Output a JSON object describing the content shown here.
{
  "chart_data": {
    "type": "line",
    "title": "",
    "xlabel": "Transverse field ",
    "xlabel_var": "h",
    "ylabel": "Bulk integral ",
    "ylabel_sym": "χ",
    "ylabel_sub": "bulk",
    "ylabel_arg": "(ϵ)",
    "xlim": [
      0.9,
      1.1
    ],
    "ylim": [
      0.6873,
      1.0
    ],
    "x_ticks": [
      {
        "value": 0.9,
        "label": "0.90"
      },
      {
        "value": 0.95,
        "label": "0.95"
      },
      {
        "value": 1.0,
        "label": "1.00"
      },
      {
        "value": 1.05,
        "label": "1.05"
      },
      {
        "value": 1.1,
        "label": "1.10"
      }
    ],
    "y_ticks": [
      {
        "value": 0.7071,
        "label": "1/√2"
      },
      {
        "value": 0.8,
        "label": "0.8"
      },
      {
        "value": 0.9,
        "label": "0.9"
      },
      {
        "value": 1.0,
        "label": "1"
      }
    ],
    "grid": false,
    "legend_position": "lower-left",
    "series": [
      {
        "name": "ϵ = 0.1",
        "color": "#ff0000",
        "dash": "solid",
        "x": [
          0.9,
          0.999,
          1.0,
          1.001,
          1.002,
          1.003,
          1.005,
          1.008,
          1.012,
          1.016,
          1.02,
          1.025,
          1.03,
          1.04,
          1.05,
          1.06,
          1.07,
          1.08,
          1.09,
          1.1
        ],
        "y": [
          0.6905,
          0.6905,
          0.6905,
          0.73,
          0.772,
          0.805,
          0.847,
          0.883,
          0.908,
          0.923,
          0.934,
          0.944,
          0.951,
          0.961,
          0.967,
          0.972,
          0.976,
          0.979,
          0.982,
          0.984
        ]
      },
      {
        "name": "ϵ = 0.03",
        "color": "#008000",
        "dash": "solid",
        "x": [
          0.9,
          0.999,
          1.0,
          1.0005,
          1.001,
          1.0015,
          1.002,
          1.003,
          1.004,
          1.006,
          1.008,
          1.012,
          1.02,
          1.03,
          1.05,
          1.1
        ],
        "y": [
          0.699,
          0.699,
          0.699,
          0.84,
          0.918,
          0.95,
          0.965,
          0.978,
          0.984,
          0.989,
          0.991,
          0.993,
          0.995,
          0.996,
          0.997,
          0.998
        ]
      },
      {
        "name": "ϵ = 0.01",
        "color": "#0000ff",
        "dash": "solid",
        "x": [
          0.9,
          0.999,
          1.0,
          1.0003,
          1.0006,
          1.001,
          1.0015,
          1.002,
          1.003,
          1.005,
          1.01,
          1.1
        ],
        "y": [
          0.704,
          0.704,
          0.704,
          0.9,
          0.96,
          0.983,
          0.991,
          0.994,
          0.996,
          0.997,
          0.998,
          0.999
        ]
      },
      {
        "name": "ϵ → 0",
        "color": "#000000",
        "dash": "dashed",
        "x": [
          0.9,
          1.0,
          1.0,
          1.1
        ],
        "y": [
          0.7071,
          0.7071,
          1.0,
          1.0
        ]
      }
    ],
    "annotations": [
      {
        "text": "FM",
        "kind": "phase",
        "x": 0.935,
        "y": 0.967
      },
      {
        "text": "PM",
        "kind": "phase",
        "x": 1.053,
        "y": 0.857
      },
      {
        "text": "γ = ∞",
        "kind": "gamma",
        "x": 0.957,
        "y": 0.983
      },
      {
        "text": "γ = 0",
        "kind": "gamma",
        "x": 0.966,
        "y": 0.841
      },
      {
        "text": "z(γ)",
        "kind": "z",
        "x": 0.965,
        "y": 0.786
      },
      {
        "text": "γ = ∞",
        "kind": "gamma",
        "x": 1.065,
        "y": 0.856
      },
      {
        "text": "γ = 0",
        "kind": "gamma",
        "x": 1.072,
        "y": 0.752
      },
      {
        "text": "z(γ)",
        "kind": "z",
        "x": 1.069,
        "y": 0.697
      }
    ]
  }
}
•••••
Using the data above, reproduce every line exactly.

*FINAL RESULT*
Output a JSON object describing the content shown here.
{
  "chart_data": {
    "type": "line",
    "title": "",
    "xlabel": "Transverse field ",
    "xlabel_var": "h",
    "ylabel": "Bulk integral ",
    "ylabel_sym": "χ",
    "ylabel_sub": "bulk",
    "ylabel_arg": "(ϵ)",
    "xlim": [
      0.9,
      1.1
    ],
    "ylim": [
      0.6873,
      1.0
    ],
    "x_ticks": [
      {
        "value": 0.9,
        "label": "0.90"
      },
      {
        "value": 0.95,
        "label": "0.95"
      },
      {
        "value": 1.0,
        "label": "1.00"
      },
      {
        "value": 1.05,
        "label": "1.05"
      },
      {
        "value": 1.1,
        "label": "1.10"
      }
    ],
    "y_ticks": [
      {
        "value": 0.7071,
        "label": "1/√2"
      },
      {
        "value": 0.8,
        "label": "0.8"
      },
      {
        "value": 0.9,
        "label": "0.9"
      },
      {
        "value": 1.0,
        "label": "1"
      }
    ],
    "grid": false,
    "legend_position": "lower-left",
    "series": [
      {
        "name": "ϵ = 0.1",
        "color": "#ff0000",
        "dash": "solid",
        "x": [
          0.9,
          0.999,
          1.0,
          1.001,
          1.002,
          1.003,
          1.005,
          1.008,
          1.012,
          1.016,
          1.02,
          1.025,
          1.03,
          1.04,
          1.05,
          1.06,
          1.07,
          1.08,
          1.09,
          1.1
        ],
        "y": [
          0.6905,
          0.6905,
          0.6905,
          0.73,
          0.772,
          0.805,
          0.847,
          0.883,
          0.908,
          0.923,
          0.934,
          0.944,
          0.951,
          0.961,
          0.967,
          0.972,
          0.976,
          0.979,
          0.982,
          0.984
        ]
      },
      {
        "name": "ϵ = 0.03",
        "color": "#008000",
        "dash": "solid",
        "x": [
          0.9,
          0.999,
          1.0,
          1.0005,
          1.001,
          1.0015,
          1.002,
          1.003,
          1.004,
          1.006,
          1.008,
          1.012,
          1.02,
          1.03,
          1.05,
          1.1
        ],
        "y": [
          0.699,
          0.699,
          0.699,
          0.84,
          0.918,
          0.95,
          0.965,
          0.978,
          0.984,
          0.989,
          0.991,
          0.993,
          0.995,
          0.996,
          0.997,
          0.998
        ]
      },
      {
        "name": "ϵ = 0.01",
        "color": "#0000ff",
        "dash": "solid",
        "x": [
          0.9,
          0.999,
          1.0,
          1.0003,
          1.0006,
          1.001,
          1.0015,
          1.002,
          1.003,
          1.005,
          1.01,
          1.1
        ],
        "y": [
          0.704,
          0.704,
          0.704,
          0.9,
          0.96,
          0.983,
          0.991,
          0.994,
          0.996,
          0.997,
          0.998,
          0.999
        ]
      },
      {
        "name": "ϵ → 0",
        "color": "#000000",
        "dash": "dashed",
        "x": [
          0.9,
          1.0,
          1.0,
          1.1
        ],
        "y": [
          0.7071,
          0.7071,
          1.0,
          1.0
        ]
      }
    ],
    "annotations": [
      {
        "text": "FM",
        "kind": "phase",
        "x": 0.935,
        "y": 0.967
      },
      {
        "text": "PM",
        "kind": "phase",
        "x": 1.053,
        "y": 0.857
      },
      {
        "text": "γ = ∞",
        "kind": "gamma",
        "x": 0.957,
        "y": 0.983
      },
      {
        "text": "γ = 0",
        "kind": "gamma",
        "x": 0.966,
        "y": 0.841
      },
      {
        "text": "z(γ)",
        "kind": "z",
        "x": 0.965,
        "y": 0.786
      },
      {
        "text": "γ = ∞",
        "kind": "gamma",
        "x": 1.065,
        "y": 0.856
      },
      {
        "text": "γ = 0",
        "kind": "gamma",
        "x": 1.072,
        "y": 0.752
      },
      {
        "text": "z(γ)",
        "kind": "z",
        "x": 1.069,
        "y": 0.697
      }
    ]
  }
}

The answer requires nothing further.